* The task: Restate all the material verbatim, except for the pictures.

(Dataset rows about figures)
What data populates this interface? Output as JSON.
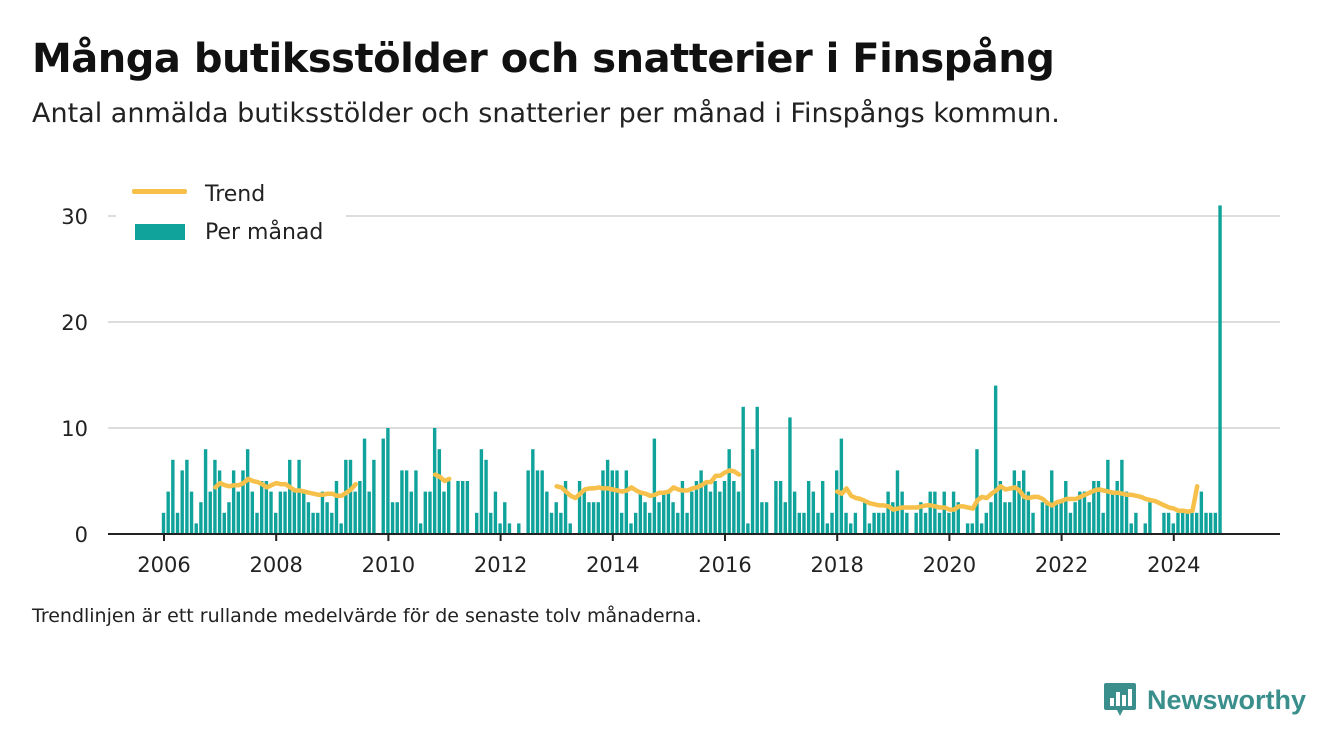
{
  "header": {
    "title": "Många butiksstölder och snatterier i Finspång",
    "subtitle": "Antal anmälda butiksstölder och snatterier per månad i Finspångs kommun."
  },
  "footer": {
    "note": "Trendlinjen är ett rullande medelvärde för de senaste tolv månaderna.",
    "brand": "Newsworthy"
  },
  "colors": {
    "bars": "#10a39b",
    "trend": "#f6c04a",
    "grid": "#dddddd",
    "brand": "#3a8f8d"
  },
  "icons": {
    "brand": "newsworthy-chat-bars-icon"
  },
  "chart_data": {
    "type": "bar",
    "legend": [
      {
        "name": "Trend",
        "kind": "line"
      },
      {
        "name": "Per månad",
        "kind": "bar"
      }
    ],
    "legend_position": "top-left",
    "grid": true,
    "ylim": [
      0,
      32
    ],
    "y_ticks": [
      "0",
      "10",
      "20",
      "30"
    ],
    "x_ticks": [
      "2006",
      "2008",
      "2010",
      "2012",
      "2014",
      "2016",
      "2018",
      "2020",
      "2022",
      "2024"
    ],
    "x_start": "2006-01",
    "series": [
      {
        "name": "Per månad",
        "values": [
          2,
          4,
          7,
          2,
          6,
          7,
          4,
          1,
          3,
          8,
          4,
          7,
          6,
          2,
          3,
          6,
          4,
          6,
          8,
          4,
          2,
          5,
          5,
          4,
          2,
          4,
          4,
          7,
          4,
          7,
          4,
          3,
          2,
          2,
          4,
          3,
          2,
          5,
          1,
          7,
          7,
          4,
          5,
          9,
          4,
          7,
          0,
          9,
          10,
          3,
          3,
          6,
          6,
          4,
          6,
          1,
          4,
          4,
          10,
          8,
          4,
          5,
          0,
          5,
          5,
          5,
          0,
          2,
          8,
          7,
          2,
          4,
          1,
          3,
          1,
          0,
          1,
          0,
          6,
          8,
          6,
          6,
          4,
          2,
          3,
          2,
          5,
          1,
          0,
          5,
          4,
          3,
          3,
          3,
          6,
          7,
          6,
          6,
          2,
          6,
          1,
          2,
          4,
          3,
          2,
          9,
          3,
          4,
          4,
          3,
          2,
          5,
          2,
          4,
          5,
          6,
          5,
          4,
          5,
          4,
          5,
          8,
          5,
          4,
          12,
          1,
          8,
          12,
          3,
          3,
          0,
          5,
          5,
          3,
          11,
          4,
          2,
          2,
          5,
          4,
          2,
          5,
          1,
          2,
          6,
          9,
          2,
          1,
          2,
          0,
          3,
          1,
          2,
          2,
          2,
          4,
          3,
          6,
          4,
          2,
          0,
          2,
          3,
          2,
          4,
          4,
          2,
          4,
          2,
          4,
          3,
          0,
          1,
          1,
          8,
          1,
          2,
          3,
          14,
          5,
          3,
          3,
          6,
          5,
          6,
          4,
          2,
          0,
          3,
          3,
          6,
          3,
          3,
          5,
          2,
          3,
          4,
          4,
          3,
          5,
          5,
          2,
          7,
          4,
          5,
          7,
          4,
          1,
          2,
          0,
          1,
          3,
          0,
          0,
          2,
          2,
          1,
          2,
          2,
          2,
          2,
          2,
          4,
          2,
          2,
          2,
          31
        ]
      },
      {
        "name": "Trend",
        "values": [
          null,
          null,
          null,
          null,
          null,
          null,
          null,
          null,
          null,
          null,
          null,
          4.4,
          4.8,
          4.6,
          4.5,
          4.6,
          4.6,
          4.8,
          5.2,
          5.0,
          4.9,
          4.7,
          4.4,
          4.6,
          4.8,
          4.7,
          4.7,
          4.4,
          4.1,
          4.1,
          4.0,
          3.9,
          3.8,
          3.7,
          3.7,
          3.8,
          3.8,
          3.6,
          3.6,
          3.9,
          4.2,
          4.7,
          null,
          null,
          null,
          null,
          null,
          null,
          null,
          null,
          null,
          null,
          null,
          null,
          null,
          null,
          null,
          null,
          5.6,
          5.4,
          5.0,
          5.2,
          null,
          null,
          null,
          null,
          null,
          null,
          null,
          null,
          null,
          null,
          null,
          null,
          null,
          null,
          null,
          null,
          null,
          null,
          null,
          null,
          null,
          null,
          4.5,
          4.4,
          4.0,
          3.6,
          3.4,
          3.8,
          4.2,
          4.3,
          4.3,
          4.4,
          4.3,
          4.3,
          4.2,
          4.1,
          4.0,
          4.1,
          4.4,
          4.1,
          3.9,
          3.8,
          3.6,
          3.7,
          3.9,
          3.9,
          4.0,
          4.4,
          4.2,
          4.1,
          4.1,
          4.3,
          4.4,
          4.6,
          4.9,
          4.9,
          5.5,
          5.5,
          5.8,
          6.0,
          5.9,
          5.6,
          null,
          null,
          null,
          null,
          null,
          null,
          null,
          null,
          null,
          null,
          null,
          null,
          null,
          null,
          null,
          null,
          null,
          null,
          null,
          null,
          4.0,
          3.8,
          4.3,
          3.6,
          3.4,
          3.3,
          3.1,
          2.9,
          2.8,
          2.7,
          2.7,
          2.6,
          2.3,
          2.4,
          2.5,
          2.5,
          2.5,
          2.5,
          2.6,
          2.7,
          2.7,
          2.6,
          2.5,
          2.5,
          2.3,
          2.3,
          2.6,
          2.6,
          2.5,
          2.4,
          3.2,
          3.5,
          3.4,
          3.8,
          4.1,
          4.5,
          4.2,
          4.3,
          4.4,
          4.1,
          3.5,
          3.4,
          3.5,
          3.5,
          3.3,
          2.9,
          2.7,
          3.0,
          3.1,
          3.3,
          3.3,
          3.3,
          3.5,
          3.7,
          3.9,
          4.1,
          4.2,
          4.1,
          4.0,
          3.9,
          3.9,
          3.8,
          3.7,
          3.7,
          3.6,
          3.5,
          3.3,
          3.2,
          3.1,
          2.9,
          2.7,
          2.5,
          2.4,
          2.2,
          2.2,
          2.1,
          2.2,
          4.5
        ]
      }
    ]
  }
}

* The reply:
What data populates this interface? Output as JSON.
{
  "header": {
    "title": "Många butiksstölder och snatterier i Finspång",
    "subtitle": "Antal anmälda butiksstölder och snatterier per månad i Finspångs kommun."
  },
  "footer": {
    "note": "Trendlinjen är ett rullande medelvärde för de senaste tolv månaderna.",
    "brand": "Newsworthy"
  },
  "colors": {
    "bars": "#10a39b",
    "trend": "#f6c04a",
    "grid": "#dddddd",
    "brand": "#3a8f8d"
  },
  "icons": {
    "brand": "newsworthy-chat-bars-icon"
  },
  "chart_data": {
    "type": "bar",
    "legend": [
      {
        "name": "Trend",
        "kind": "line"
      },
      {
        "name": "Per månad",
        "kind": "bar"
      }
    ],
    "legend_position": "top-left",
    "grid": true,
    "ylim": [
      0,
      32
    ],
    "y_ticks": [
      "0",
      "10",
      "20",
      "30"
    ],
    "x_ticks": [
      "2006",
      "2008",
      "2010",
      "2012",
      "2014",
      "2016",
      "2018",
      "2020",
      "2022",
      "2024"
    ],
    "x_start": "2006-01",
    "series": [
      {
        "name": "Per månad",
        "values": [
          2,
          4,
          7,
          2,
          6,
          7,
          4,
          1,
          3,
          8,
          4,
          7,
          6,
          2,
          3,
          6,
          4,
          6,
          8,
          4,
          2,
          5,
          5,
          4,
          2,
          4,
          4,
          7,
          4,
          7,
          4,
          3,
          2,
          2,
          4,
          3,
          2,
          5,
          1,
          7,
          7,
          4,
          5,
          9,
          4,
          7,
          0,
          9,
          10,
          3,
          3,
          6,
          6,
          4,
          6,
          1,
          4,
          4,
          10,
          8,
          4,
          5,
          0,
          5,
          5,
          5,
          0,
          2,
          8,
          7,
          2,
          4,
          1,
          3,
          1,
          0,
          1,
          0,
          6,
          8,
          6,
          6,
          4,
          2,
          3,
          2,
          5,
          1,
          0,
          5,
          4,
          3,
          3,
          3,
          6,
          7,
          6,
          6,
          2,
          6,
          1,
          2,
          4,
          3,
          2,
          9,
          3,
          4,
          4,
          3,
          2,
          5,
          2,
          4,
          5,
          6,
          5,
          4,
          5,
          4,
          5,
          8,
          5,
          4,
          12,
          1,
          8,
          12,
          3,
          3,
          0,
          5,
          5,
          3,
          11,
          4,
          2,
          2,
          5,
          4,
          2,
          5,
          1,
          2,
          6,
          9,
          2,
          1,
          2,
          0,
          3,
          1,
          2,
          2,
          2,
          4,
          3,
          6,
          4,
          2,
          0,
          2,
          3,
          2,
          4,
          4,
          2,
          4,
          2,
          4,
          3,
          0,
          1,
          1,
          8,
          1,
          2,
          3,
          14,
          5,
          3,
          3,
          6,
          5,
          6,
          4,
          2,
          0,
          3,
          3,
          6,
          3,
          3,
          5,
          2,
          3,
          4,
          4,
          3,
          5,
          5,
          2,
          7,
          4,
          5,
          7,
          4,
          1,
          2,
          0,
          1,
          3,
          0,
          0,
          2,
          2,
          1,
          2,
          2,
          2,
          2,
          2,
          4,
          2,
          2,
          2,
          31
        ]
      },
      {
        "name": "Trend",
        "values": [
          null,
          null,
          null,
          null,
          null,
          null,
          null,
          null,
          null,
          null,
          null,
          4.4,
          4.8,
          4.6,
          4.5,
          4.6,
          4.6,
          4.8,
          5.2,
          5.0,
          4.9,
          4.7,
          4.4,
          4.6,
          4.8,
          4.7,
          4.7,
          4.4,
          4.1,
          4.1,
          4.0,
          3.9,
          3.8,
          3.7,
          3.7,
          3.8,
          3.8,
          3.6,
          3.6,
          3.9,
          4.2,
          4.7,
          null,
          null,
          null,
          null,
          null,
          null,
          null,
          null,
          null,
          null,
          null,
          null,
          null,
          null,
          null,
          null,
          5.6,
          5.4,
          5.0,
          5.2,
          null,
          null,
          null,
          null,
          null,
          null,
          null,
          null,
          null,
          null,
          null,
          null,
          null,
          null,
          null,
          null,
          null,
          null,
          null,
          null,
          null,
          null,
          4.5,
          4.4,
          4.0,
          3.6,
          3.4,
          3.8,
          4.2,
          4.3,
          4.3,
          4.4,
          4.3,
          4.3,
          4.2,
          4.1,
          4.0,
          4.1,
          4.4,
          4.1,
          3.9,
          3.8,
          3.6,
          3.7,
          3.9,
          3.9,
          4.0,
          4.4,
          4.2,
          4.1,
          4.1,
          4.3,
          4.4,
          4.6,
          4.9,
          4.9,
          5.5,
          5.5,
          5.8,
          6.0,
          5.9,
          5.6,
          null,
          null,
          null,
          null,
          null,
          null,
          null,
          null,
          null,
          null,
          null,
          null,
          null,
          null,
          null,
          null,
          null,
          null,
          null,
          null,
          4.0,
          3.8,
          4.3,
          3.6,
          3.4,
          3.3,
          3.1,
          2.9,
          2.8,
          2.7,
          2.7,
          2.6,
          2.3,
          2.4,
          2.5,
          2.5,
          2.5,
          2.5,
          2.6,
          2.7,
          2.7,
          2.6,
          2.5,
          2.5,
          2.3,
          2.3,
          2.6,
          2.6,
          2.5,
          2.4,
          3.2,
          3.5,
          3.4,
          3.8,
          4.1,
          4.5,
          4.2,
          4.3,
          4.4,
          4.1,
          3.5,
          3.4,
          3.5,
          3.5,
          3.3,
          2.9,
          2.7,
          3.0,
          3.1,
          3.3,
          3.3,
          3.3,
          3.5,
          3.7,
          3.9,
          4.1,
          4.2,
          4.1,
          4.0,
          3.9,
          3.9,
          3.8,
          3.7,
          3.7,
          3.6,
          3.5,
          3.3,
          3.2,
          3.1,
          2.9,
          2.7,
          2.5,
          2.4,
          2.2,
          2.2,
          2.1,
          2.2,
          4.5
        ]
      }
    ]
  }
}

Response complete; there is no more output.